• YOUR TASK: In the copy, include every entry exactly but none of the pictures.

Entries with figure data
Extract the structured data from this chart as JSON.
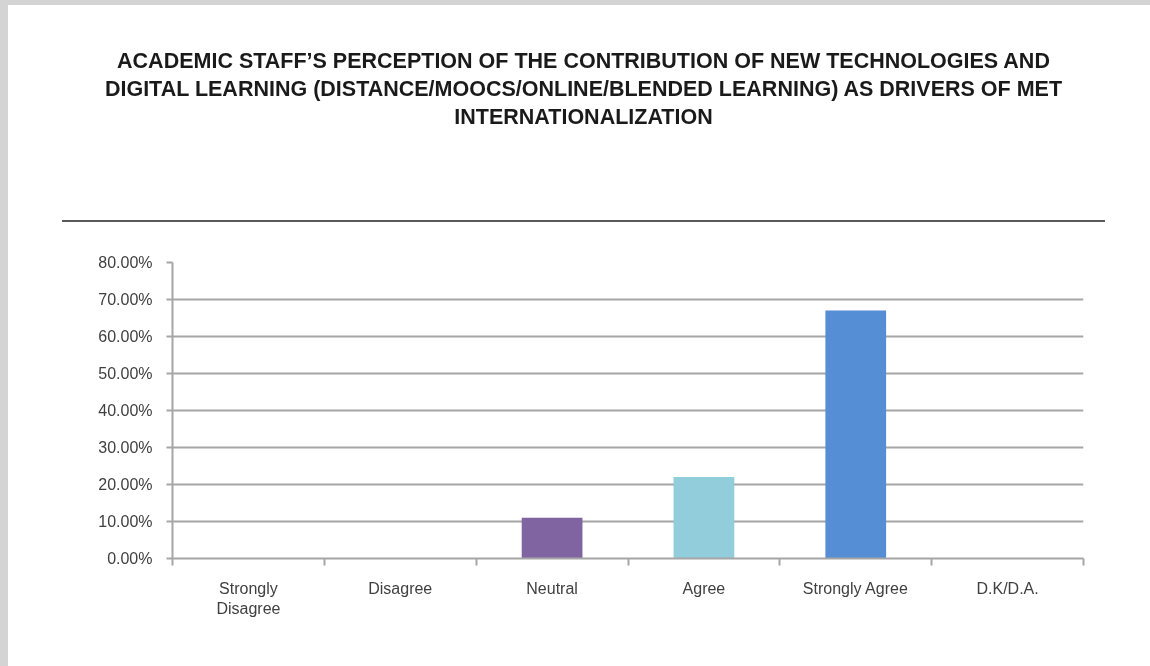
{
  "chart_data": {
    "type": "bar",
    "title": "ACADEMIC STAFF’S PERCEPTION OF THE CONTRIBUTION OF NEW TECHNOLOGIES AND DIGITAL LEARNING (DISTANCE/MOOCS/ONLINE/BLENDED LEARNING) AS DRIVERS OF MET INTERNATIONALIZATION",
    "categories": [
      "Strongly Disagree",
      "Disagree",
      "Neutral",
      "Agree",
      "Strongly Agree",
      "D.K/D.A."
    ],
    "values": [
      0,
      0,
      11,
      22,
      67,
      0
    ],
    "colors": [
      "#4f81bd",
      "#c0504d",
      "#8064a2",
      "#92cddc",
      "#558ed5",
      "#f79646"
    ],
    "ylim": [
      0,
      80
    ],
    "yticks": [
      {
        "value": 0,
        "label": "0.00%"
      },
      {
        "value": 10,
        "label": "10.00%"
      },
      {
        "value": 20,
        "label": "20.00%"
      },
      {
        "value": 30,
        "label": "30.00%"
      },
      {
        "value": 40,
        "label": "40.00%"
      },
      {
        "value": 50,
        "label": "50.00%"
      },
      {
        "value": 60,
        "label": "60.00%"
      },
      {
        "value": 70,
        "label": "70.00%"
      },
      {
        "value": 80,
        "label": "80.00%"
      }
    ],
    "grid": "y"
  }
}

• RESULT FOR THIS EXERCISE:
Extract the structured data from this chart as JSON.
{
  "chart_data": {
    "type": "bar",
    "title": "ACADEMIC STAFF’S PERCEPTION OF THE CONTRIBUTION OF NEW TECHNOLOGIES AND DIGITAL LEARNING (DISTANCE/MOOCS/ONLINE/BLENDED LEARNING) AS DRIVERS OF MET INTERNATIONALIZATION",
    "categories": [
      "Strongly Disagree",
      "Disagree",
      "Neutral",
      "Agree",
      "Strongly Agree",
      "D.K/D.A."
    ],
    "values": [
      0,
      0,
      11,
      22,
      67,
      0
    ],
    "colors": [
      "#4f81bd",
      "#c0504d",
      "#8064a2",
      "#92cddc",
      "#558ed5",
      "#f79646"
    ],
    "ylim": [
      0,
      80
    ],
    "yticks": [
      {
        "value": 0,
        "label": "0.00%"
      },
      {
        "value": 10,
        "label": "10.00%"
      },
      {
        "value": 20,
        "label": "20.00%"
      },
      {
        "value": 30,
        "label": "30.00%"
      },
      {
        "value": 40,
        "label": "40.00%"
      },
      {
        "value": 50,
        "label": "50.00%"
      },
      {
        "value": 60,
        "label": "60.00%"
      },
      {
        "value": 70,
        "label": "70.00%"
      },
      {
        "value": 80,
        "label": "80.00%"
      }
    ],
    "grid": "y"
  }
}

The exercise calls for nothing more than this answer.